• _WRITTEN PROBLEM_
Give every line of the data again, unchanged, but with no pictures.
☆ ☆ ☆ ☆ ☆
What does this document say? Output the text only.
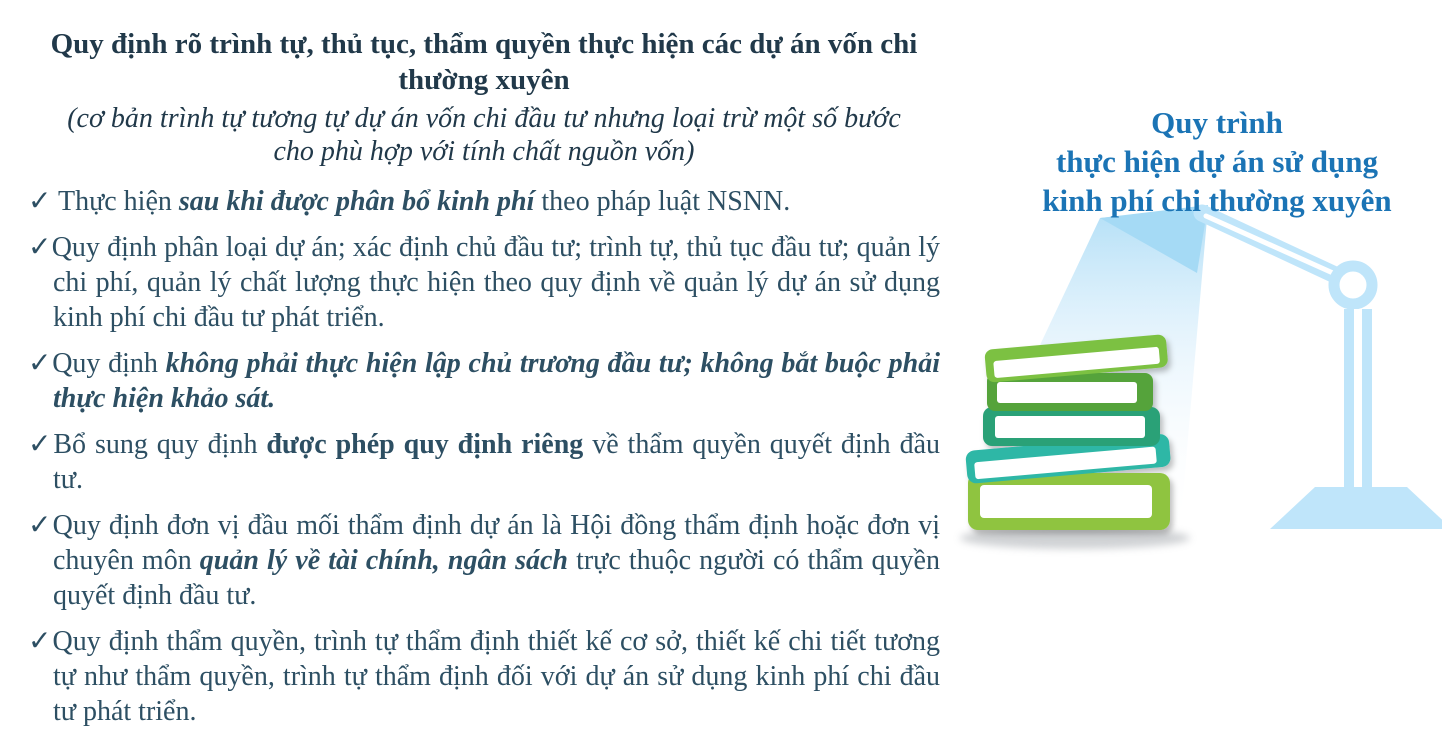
Quy định rõ trình tự, thủ tục, thẩm quyền thực hiện các dự án vốn chi thường xuyên
(cơ bản trình tự tương tự dự án vốn chi đầu tư nhưng loại trừ một số bước cho phù hợp với tính chất nguồn vốn)
✓ Thực hiện sau khi được phân bổ kinh phí theo pháp luật NSNN.
✓Quy định phân loại dự án; xác định chủ đầu tư; trình tự, thủ tục đầu tư; quản lý chi phí, quản lý chất lượng thực hiện theo quy định về quản lý dự án sử dụng kinh phí chi đầu tư phát triển.
✓Quy định không phải thực hiện lập chủ trương đầu tư; không bắt buộc phải thực hiện khảo sát.
✓Bổ sung quy định được phép quy định riêng về thẩm quyền quyết định đầu tư.
✓Quy định đơn vị đầu mối thẩm định dự án là Hội đồng thẩm định hoặc đơn vị chuyên môn quản lý về tài chính, ngân sách trực thuộc người có thẩm quyền quyết định đầu tư.
✓Quy định thẩm quyền, trình tự thẩm định thiết kế cơ sở, thiết kế chi tiết tương tự như thẩm quyền, trình tự thẩm định đối với dự án sử dụng kinh phí chi đầu tư phát triển.
Quy trình
thực hiện dự án sử dụng
kinh phí chi thường xuyên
☆ ☆ ☆ ☆ ☆
• _REPLY TO THE EXERCISE_
What does this document say? Output the text only.
Quy định rõ trình tự, thủ tục, thẩm quyền thực hiện các dự án vốn chi thường xuyên
(cơ bản trình tự tương tự dự án vốn chi đầu tư nhưng loại trừ một số bước cho phù hợp với tính chất nguồn vốn)
✓ Thực hiện sau khi được phân bổ kinh phí theo pháp luật NSNN.
✓Quy định phân loại dự án; xác định chủ đầu tư; trình tự, thủ tục đầu tư; quản lý chi phí, quản lý chất lượng thực hiện theo quy định về quản lý dự án sử dụng kinh phí chi đầu tư phát triển.
✓Quy định không phải thực hiện lập chủ trương đầu tư; không bắt buộc phải thực hiện khảo sát.
✓Bổ sung quy định được phép quy định riêng về thẩm quyền quyết định đầu tư.
✓Quy định đơn vị đầu mối thẩm định dự án là Hội đồng thẩm định hoặc đơn vị chuyên môn quản lý về tài chính, ngân sách trực thuộc người có thẩm quyền quyết định đầu tư.
✓Quy định thẩm quyền, trình tự thẩm định thiết kế cơ sở, thiết kế chi tiết tương tự như thẩm quyền, trình tự thẩm định đối với dự án sử dụng kinh phí chi đầu tư phát triển.
Quy trình
thực hiện dự án sử dụng
kinh phí chi thường xuyên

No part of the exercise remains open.